● **TASK OBJECTIVE**: Your task is to copy the listing exactly, with the pictures left out.

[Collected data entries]

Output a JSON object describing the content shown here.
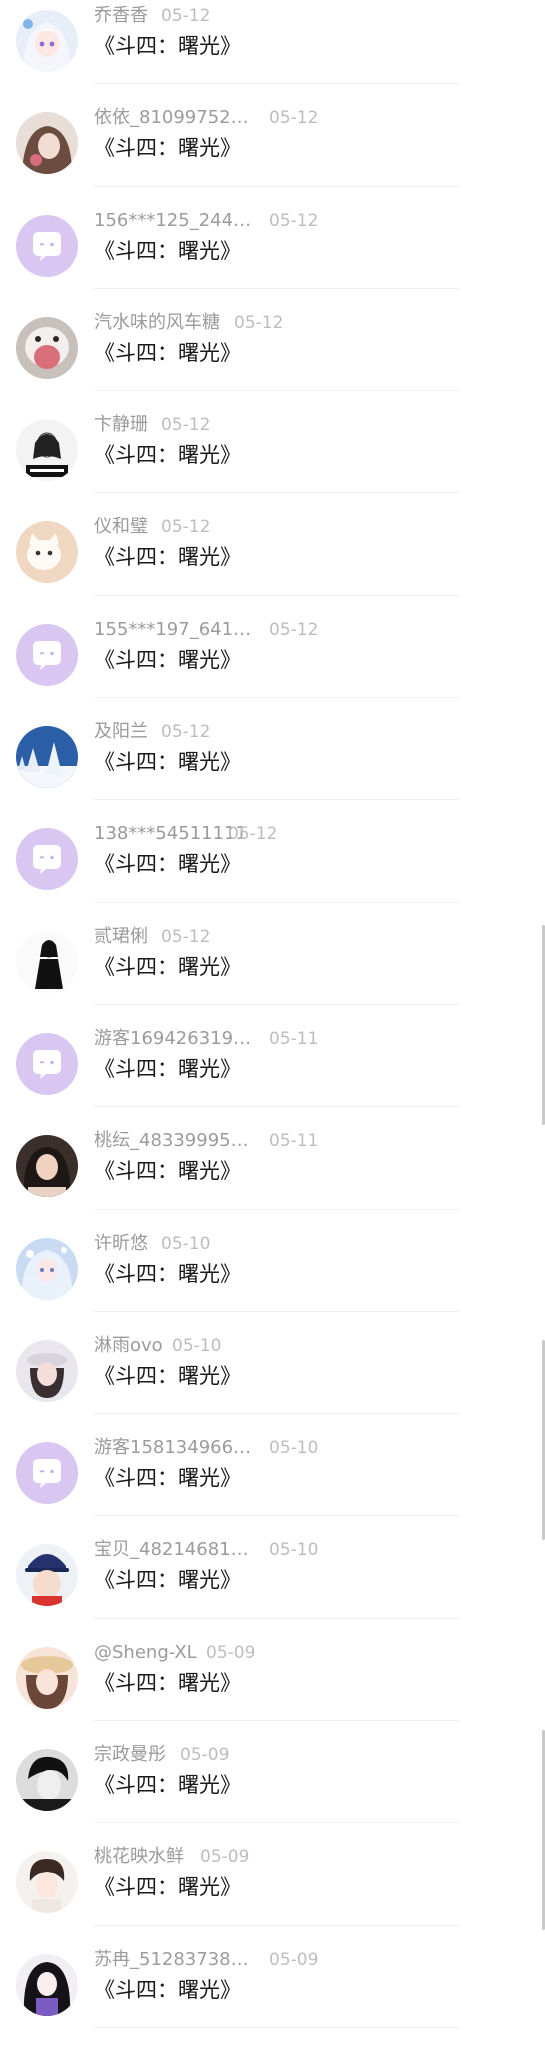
{
  "comments": [
    {
      "user": "乔香香",
      "date": "05-12",
      "text": "《斗四：曙光》",
      "avatar": "anime-girl-avatar"
    },
    {
      "user": "依依_8109975217…",
      "date": "05-12",
      "text": "《斗四：曙光》",
      "avatar": "girl-photo-avatar"
    },
    {
      "user": "156***125_24406…",
      "date": "05-12",
      "text": "《斗四：曙光》",
      "avatar": "default-chat-avatar"
    },
    {
      "user": "汽水味的风车糖",
      "date": "05-12",
      "text": "《斗四：曙光》",
      "avatar": "pet-photo-avatar"
    },
    {
      "user": "卞静珊",
      "date": "05-12",
      "text": "《斗四：曙光》",
      "avatar": "sketch-girl-avatar"
    },
    {
      "user": "仪和璧",
      "date": "05-12",
      "text": "《斗四：曙光》",
      "avatar": "kitten-photo-avatar"
    },
    {
      "user": "155***197_64130…",
      "date": "05-12",
      "text": "《斗四：曙光》",
      "avatar": "default-chat-avatar"
    },
    {
      "user": "及阳兰",
      "date": "05-12",
      "text": "《斗四：曙光》",
      "avatar": "snow-forest-avatar"
    },
    {
      "user": "138***54511111",
      "date": "05-12",
      "text": "《斗四：曙光》",
      "avatar": "default-chat-avatar"
    },
    {
      "user": "贰珺俐",
      "date": "05-12",
      "text": "《斗四：曙光》",
      "avatar": "sketch-figure-avatar"
    },
    {
      "user": "游客16942631901…",
      "date": "05-11",
      "text": "《斗四：曙光》",
      "avatar": "default-chat-avatar"
    },
    {
      "user": "桃纭_483399950…",
      "date": "05-11",
      "text": "《斗四：曙光》",
      "avatar": "girl-portrait-avatar"
    },
    {
      "user": "许昕悠",
      "date": "05-10",
      "text": "《斗四：曙光》",
      "avatar": "anime-fairy-avatar"
    },
    {
      "user": "淋雨ovo",
      "date": "05-10",
      "text": "《斗四：曙光》",
      "avatar": "girl-hat-avatar"
    },
    {
      "user": "游客1581349660…",
      "date": "05-10",
      "text": "《斗四：曙光》",
      "avatar": "default-chat-avatar"
    },
    {
      "user": "宝贝_4821468135…",
      "date": "05-10",
      "text": "《斗四：曙光》",
      "avatar": "baby-hat-avatar"
    },
    {
      "user": "@Sheng-XL",
      "date": "05-09",
      "text": "《斗四：曙光》",
      "avatar": "girl-sunhat-avatar"
    },
    {
      "user": "宗政曼彤",
      "date": "05-09",
      "text": "《斗四：曙光》",
      "avatar": "monochrome-boy-avatar"
    },
    {
      "user": "桃花映水鲜",
      "date": "05-09",
      "text": "《斗四：曙光》",
      "avatar": "anime-boy-avatar"
    },
    {
      "user": "苏冉_5128373823…",
      "date": "05-09",
      "text": "《斗四：曙光》",
      "avatar": "anime-dark-hair-avatar"
    }
  ],
  "colors": {
    "default_avatar_bg": "#d9c7f2",
    "username": "#9b9b9b",
    "date": "#bdbdbd",
    "content": "#1a1a1a"
  }
}
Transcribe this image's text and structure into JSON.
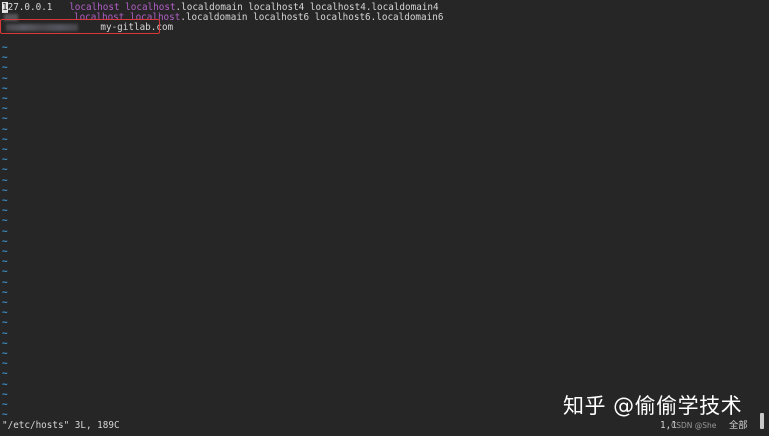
{
  "editor": {
    "lines": [
      {
        "ip_first_char": "1",
        "ip_rest": "27.0.0.1",
        "names": [
          "localhost",
          "localhost",
          ".localdomain localhost4 localhost4.localdomain4"
        ]
      },
      {
        "names": [
          "localhost",
          "localhost",
          ".localdomain localhost6 localhost6.localdomain6"
        ]
      },
      {
        "hostname": "my-gitlab.com"
      }
    ],
    "tilde": "~",
    "tilde_count": 37
  },
  "status": {
    "file_info": "\"/etc/hosts\" 3L, 189C",
    "position": "1,1",
    "scroll": "全部"
  },
  "watermark": {
    "zhihu": "知乎 @偷偷学技术",
    "csdn": "CSDN @She"
  },
  "colors": {
    "background": "#262626",
    "keyword": "#b25fc7",
    "tilde": "#3e8fc9",
    "highlight_border": "#d8383a"
  }
}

● **COMPLETE OUTPUT**:
Output a JSON object describing the content shown here.
{
  "comments": [
    {
      "user": "乔香香",
      "date": "05-12",
      "text": "《斗四：曙光》",
      "avatar": "anime-girl-avatar"
    },
    {
      "user": "依依_8109975217…",
      "date": "05-12",
      "text": "《斗四：曙光》",
      "avatar": "girl-photo-avatar"
    },
    {
      "user": "156***125_24406…",
      "date": "05-12",
      "text": "《斗四：曙光》",
      "avatar": "default-chat-avatar"
    },
    {
      "user": "汽水味的风车糖",
      "date": "05-12",
      "text": "《斗四：曙光》",
      "avatar": "pet-photo-avatar"
    },
    {
      "user": "卞静珊",
      "date": "05-12",
      "text": "《斗四：曙光》",
      "avatar": "sketch-girl-avatar"
    },
    {
      "user": "仪和璧",
      "date": "05-12",
      "text": "《斗四：曙光》",
      "avatar": "kitten-photo-avatar"
    },
    {
      "user": "155***197_64130…",
      "date": "05-12",
      "text": "《斗四：曙光》",
      "avatar": "default-chat-avatar"
    },
    {
      "user": "及阳兰",
      "date": "05-12",
      "text": "《斗四：曙光》",
      "avatar": "snow-forest-avatar"
    },
    {
      "user": "138***54511111",
      "date": "05-12",
      "text": "《斗四：曙光》",
      "avatar": "default-chat-avatar"
    },
    {
      "user": "贰珺俐",
      "date": "05-12",
      "text": "《斗四：曙光》",
      "avatar": "sketch-figure-avatar"
    },
    {
      "user": "游客16942631901…",
      "date": "05-11",
      "text": "《斗四：曙光》",
      "avatar": "default-chat-avatar"
    },
    {
      "user": "桃纭_483399950…",
      "date": "05-11",
      "text": "《斗四：曙光》",
      "avatar": "girl-portrait-avatar"
    },
    {
      "user": "许昕悠",
      "date": "05-10",
      "text": "《斗四：曙光》",
      "avatar": "anime-fairy-avatar"
    },
    {
      "user": "淋雨ovo",
      "date": "05-10",
      "text": "《斗四：曙光》",
      "avatar": "girl-hat-avatar"
    },
    {
      "user": "游客1581349660…",
      "date": "05-10",
      "text": "《斗四：曙光》",
      "avatar": "default-chat-avatar"
    },
    {
      "user": "宝贝_4821468135…",
      "date": "05-10",
      "text": "《斗四：曙光》",
      "avatar": "baby-hat-avatar"
    },
    {
      "user": "@Sheng-XL",
      "date": "05-09",
      "text": "《斗四：曙光》",
      "avatar": "girl-sunhat-avatar"
    },
    {
      "user": "宗政曼彤",
      "date": "05-09",
      "text": "《斗四：曙光》",
      "avatar": "monochrome-boy-avatar"
    },
    {
      "user": "桃花映水鲜",
      "date": "05-09",
      "text": "《斗四：曙光》",
      "avatar": "anime-boy-avatar"
    },
    {
      "user": "苏冉_5128373823…",
      "date": "05-09",
      "text": "《斗四：曙光》",
      "avatar": "anime-dark-hair-avatar"
    }
  ],
  "colors": {
    "default_avatar_bg": "#d9c7f2",
    "username": "#9b9b9b",
    "date": "#bdbdbd",
    "content": "#1a1a1a"
  }
}
Transcribe this image's text and structure into JSON.
{
  "editor": {
    "lines": [
      {
        "ip_first_char": "1",
        "ip_rest": "27.0.0.1",
        "names": [
          "localhost",
          "localhost",
          ".localdomain localhost4 localhost4.localdomain4"
        ]
      },
      {
        "names": [
          "localhost",
          "localhost",
          ".localdomain localhost6 localhost6.localdomain6"
        ]
      },
      {
        "hostname": "my-gitlab.com"
      }
    ],
    "tilde": "~",
    "tilde_count": 37
  },
  "status": {
    "file_info": "\"/etc/hosts\" 3L, 189C",
    "position": "1,1",
    "scroll": "全部"
  },
  "watermark": {
    "zhihu": "知乎 @偷偷学技术",
    "csdn": "CSDN @She"
  },
  "colors": {
    "background": "#262626",
    "keyword": "#b25fc7",
    "tilde": "#3e8fc9",
    "highlight_border": "#d8383a"
  }
}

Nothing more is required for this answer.